Saved entries:
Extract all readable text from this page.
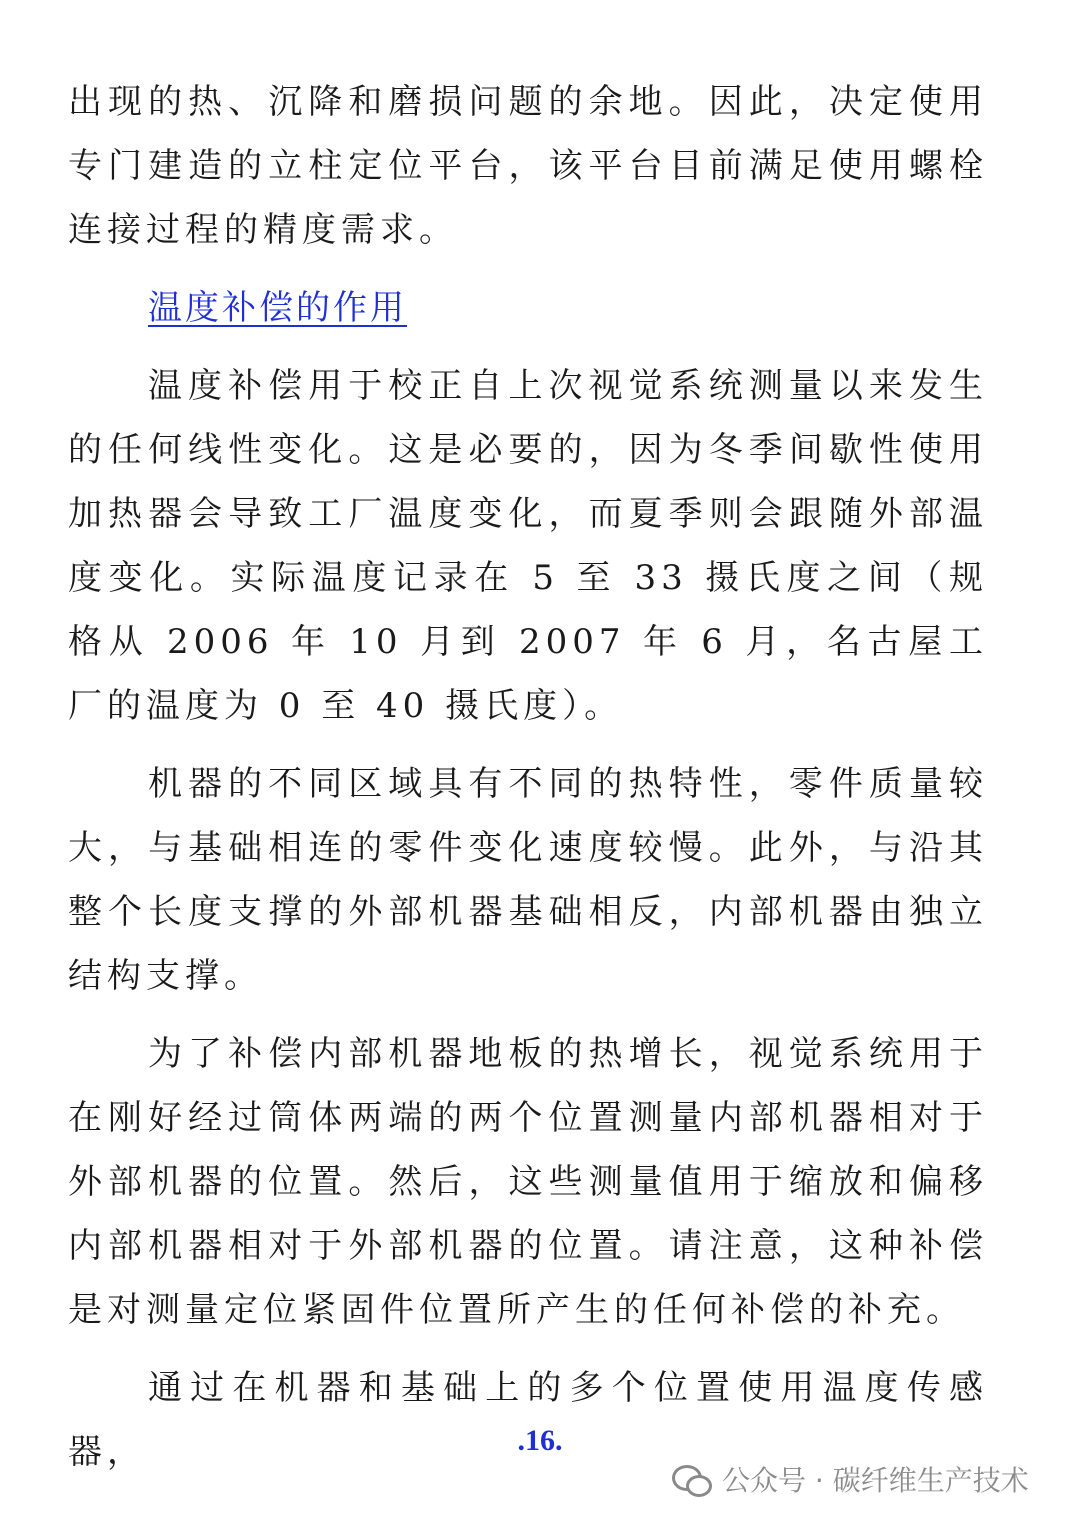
出现的热、沉降和磨损问题的余地。因此，决定使用专门建造的立柱定位平台，该平台目前满足使用螺栓连接过程的精度需求。

温度补偿的作用

温度补偿用于校正自上次视觉系统测量以来发生的任何线性变化。这是必要的，因为冬季间歇性使用加热器会导致工厂温度变化，而夏季则会跟随外部温度变化。实际温度记录在 5 至 33 摄氏度之间（规格从 2006 年 10 月到 2007 年 6 月，名古屋工厂的温度为 0 至 40 摄氏度）。

机器的不同区域具有不同的热特性，零件质量较大，与基础相连的零件变化速度较慢。此外，与沿其整个长度支撑的外部机器基础相反，内部机器由独立结构支撑。

为了补偿内部机器地板的热增长，视觉系统用于在刚好经过筒体两端的两个位置测量内部机器相对于外部机器的位置。然后，这些测量值用于缩放和偏移内部机器相对于外部机器的位置。请注意，这种补偿是对测量定位紧固件位置所产生的任何补偿的补充。

通过在机器和基础上的多个位置使用温度传感器，	.16.
公众号 · 碳纤维生产技术
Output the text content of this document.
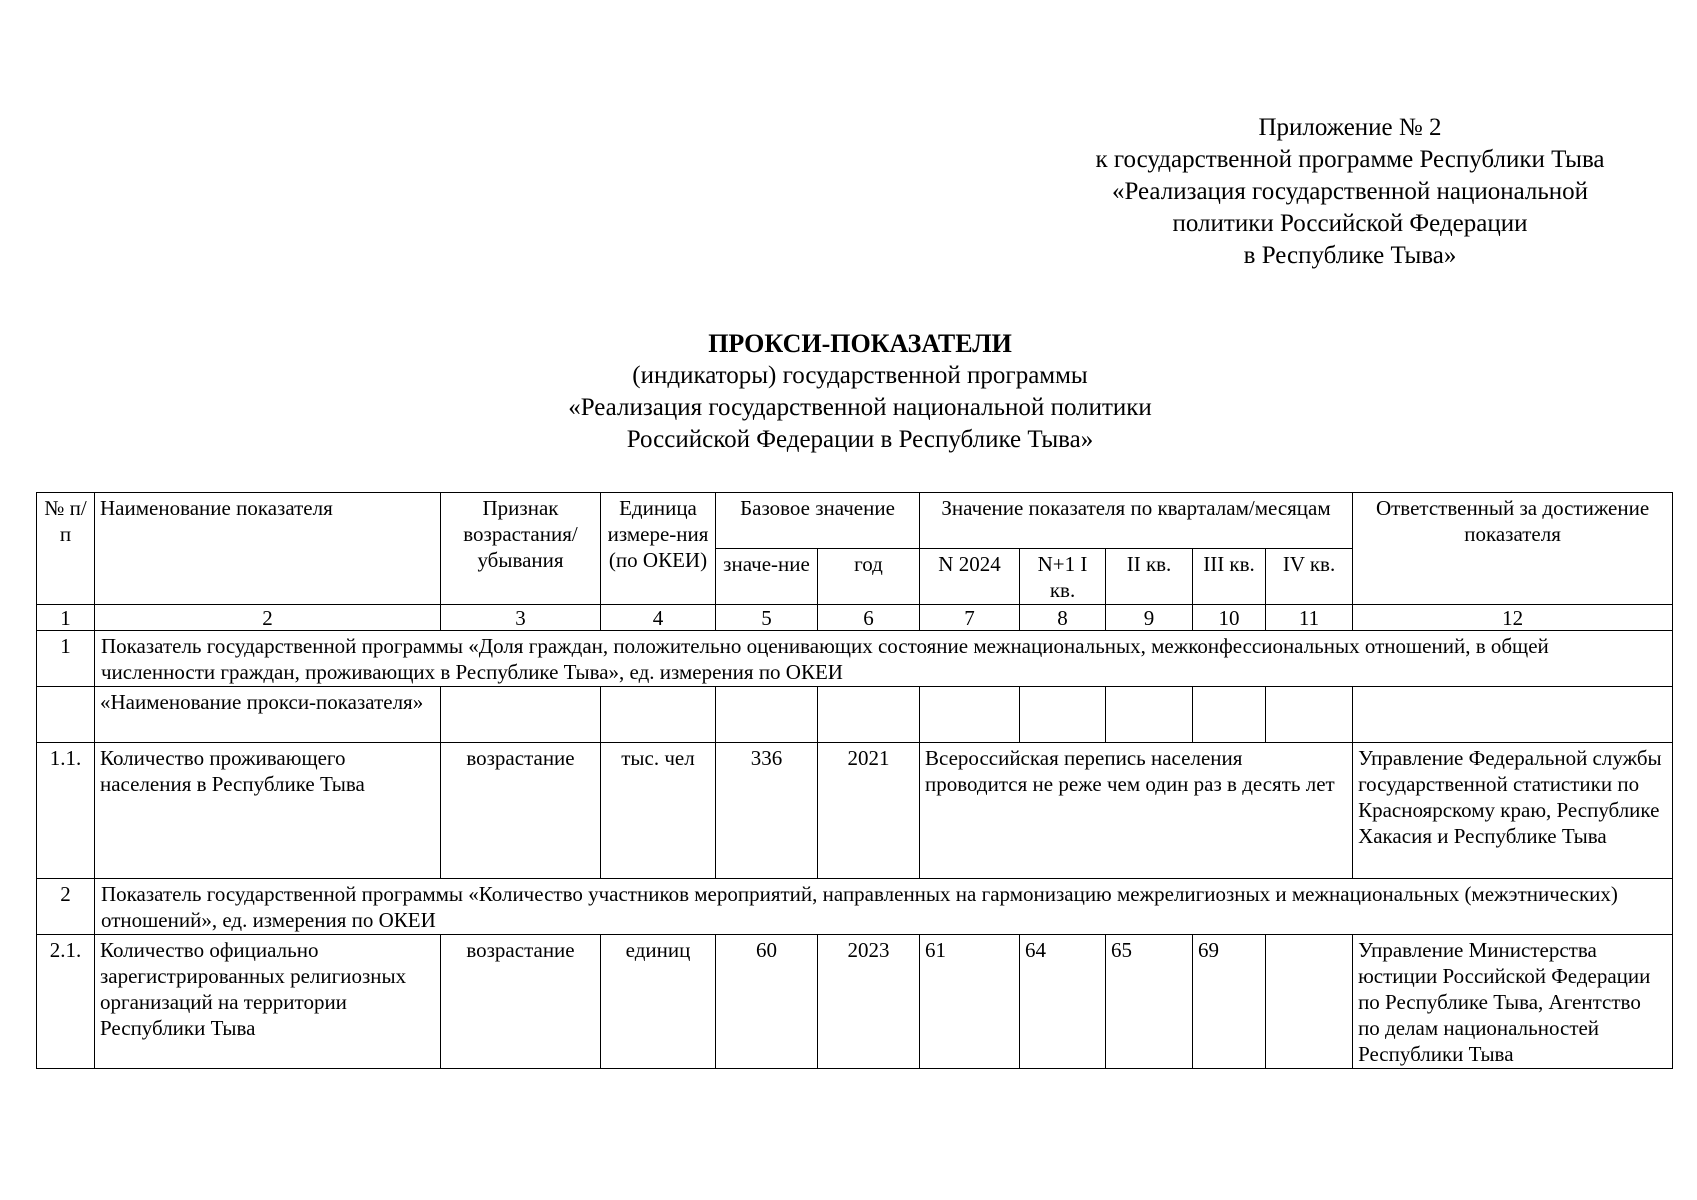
Приложение № 2
к государственной программе Республики Тыва
«Реализация государственной национальной
политики Российской Федерации
в Республике Тыва»
ПРОКСИ-ПОКАЗАТЕЛИ
(индикаторы) государственной программы
«Реализация государственной национальной политики
Российской Федерации в Республике Тыва»
№ п/п	Наименование показателя	Признак возрастания/ убывания	Единица измере-ния (по ОКЕИ)	Базовое значение		Значение показателя по кварталам/месяцам					Ответственный за достижение показателя
				значе-ние	год	N 2024	N+1 I кв.	II кв.	III кв.	IV кв.	
1	2	3	4	5	6	7	8	9	10	11	12
1	Показатель государственной программы «Доля граждан, положительно оценивающих состояние межнациональных, межконфессиональных отношений, в общей численности граждан, проживающих в Республике Тыва», ед. измерения по ОКЕИ										
	«Наименование прокси-показателя»										
1.1.	Количество проживающего населения в Республике Тыва	возрастание	тыс. чел	336	2021	Всероссийская перепись населения проводится не реже чем один раз в десять лет					Управление Федеральной службы государственной статистики по Красноярскому краю, Республике Хакасия и Республике Тыва
2	Показатель государственной программы «Количество участников мероприятий, направленных на гармонизацию межрелигиозных и межнациональных (межэтнических) отношений», ед. измерения по ОКЕИ										
2.1.	Количество официально зарегистрированных религиозных организаций на территории Республики Тыва	возрастание	единиц	60	2023	61	64	65	69		Управление Министерства юстиции Российской Федерации по Республике Тыва, Агентство по делам национальностей Республики Тыва
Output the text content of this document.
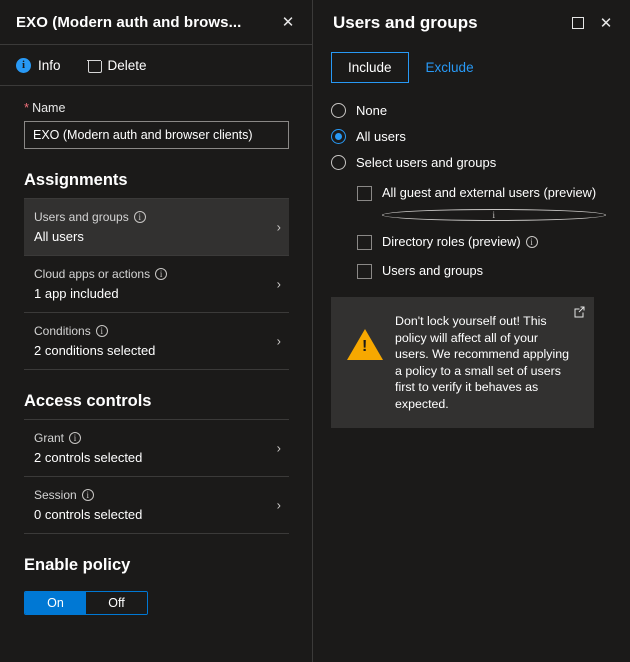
EXO (Modern auth and brows...	✕
i Info	Delete
* Name
EXO (Modern auth and browser clients)
Assignments
Users and groups	i
All users
›
Cloud apps or actions	i
1 app included
›
Conditions	i
2 conditions selected
›
Access controls
Grant	i
2 controls selected
›
Session	i
0 controls selected
›
Enable policy
On	Off
Users and groups	✕
Include	Exclude
None
All users
Select users and groups
All guest and external users (preview)
i
Directory roles (preview)	i
Users and groups
!
Don't lock yourself out! This policy will affect all of your users. We recommend applying a policy to a small set of users first to verify it behaves as expected.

* _WHAT IS EXPECTED_
Without the pictures, write out every entry precisely as it appears.

* _THE OUTPUT_
Extract all readable text from this page.
出现的热、沉降和磨损问题的余地。因此，决定使用专门建造的立柱定位平台，该平台目前满足使用螺栓连接过程的精度需求。

温度补偿的作用

温度补偿用于校正自上次视觉系统测量以来发生的任何线性变化。这是必要的，因为冬季间歇性使用加热器会导致工厂温度变化，而夏季则会跟随外部温度变化。实际温度记录在 5 至 33 摄氏度之间（规格从 2006 年 10 月到 2007 年 6 月，名古屋工厂的温度为 0 至 40 摄氏度）。

机器的不同区域具有不同的热特性，零件质量较大，与基础相连的零件变化速度较慢。此外，与沿其整个长度支撑的外部机器基础相反，内部机器由独立结构支撑。

为了补偿内部机器地板的热增长，视觉系统用于在刚好经过筒体两端的两个位置测量内部机器相对于外部机器的位置。然后，这些测量值用于缩放和偏移内部机器相对于外部机器的位置。请注意，这种补偿是对测量定位紧固件位置所产生的任何补偿的补充。

通过在机器和基础上的多个位置使用温度传感器，	.16.
公众号 · 碳纤维生产技术
Output the text content of this document.
Приложение № 2
к государственной программе Республики Тыва
«Реализация государственной национальной
политики Российской Федерации
в Республике Тыва»
ПРОКСИ-ПОКАЗАТЕЛИ
(индикаторы) государственной программы
«Реализация государственной национальной политики
Российской Федерации в Республике Тыва»
№ п/п	Наименование показателя	Признак возрастания/ убывания	Единица измере-ния (по ОКЕИ)	Базовое значение		Значение показателя по кварталам/месяцам					Ответственный за достижение показателя
				значе-ние	год	N 2024	N+1 I кв.	II кв.	III кв.	IV кв.	
1	2	3	4	5	6	7	8	9	10	11	12
1	Показатель государственной программы «Доля граждан, положительно оценивающих состояние межнациональных, межконфессиональных отношений, в общей численности граждан, проживающих в Республике Тыва», ед. измерения по ОКЕИ										
	«Наименование прокси-показателя»										
1.1.	Количество проживающего населения в Республике Тыва	возрастание	тыс. чел	336	2021	Всероссийская перепись населения проводится не реже чем один раз в десять лет					Управление Федеральной службы государственной статистики по Красноярскому краю, Республике Хакасия и Республике Тыва
2	Показатель государственной программы «Количество участников мероприятий, направленных на гармонизацию межрелигиозных и межнациональных (межэтнических) отношений», ед. измерения по ОКЕИ										
2.1.	Количество официально зарегистрированных религиозных организаций на территории Республики Тыва	возрастание	единиц	60	2023	61	64	65	69		Управление Министерства юстиции Российской Федерации по Республике Тыва, Агентство по делам национальностей Республики Тыва
Output the text content of this document.
EXO (Modern auth and brows...	✕
i Info	Delete
* Name
EXO (Modern auth and browser clients)
Assignments
Users and groups	i
All users
›
Cloud apps or actions	i
1 app included
›
Conditions	i
2 conditions selected
›
Access controls
Grant	i
2 controls selected
›
Session	i
0 controls selected
›
Enable policy
On	Off
Users and groups	✕
Include	Exclude
None
All users
Select users and groups
All guest and external users (preview)
i
Directory roles (preview)	i
Users and groups
!
Don't lock yourself out! This policy will affect all of your users. We recommend applying a policy to a small set of users first to verify it behaves as expected.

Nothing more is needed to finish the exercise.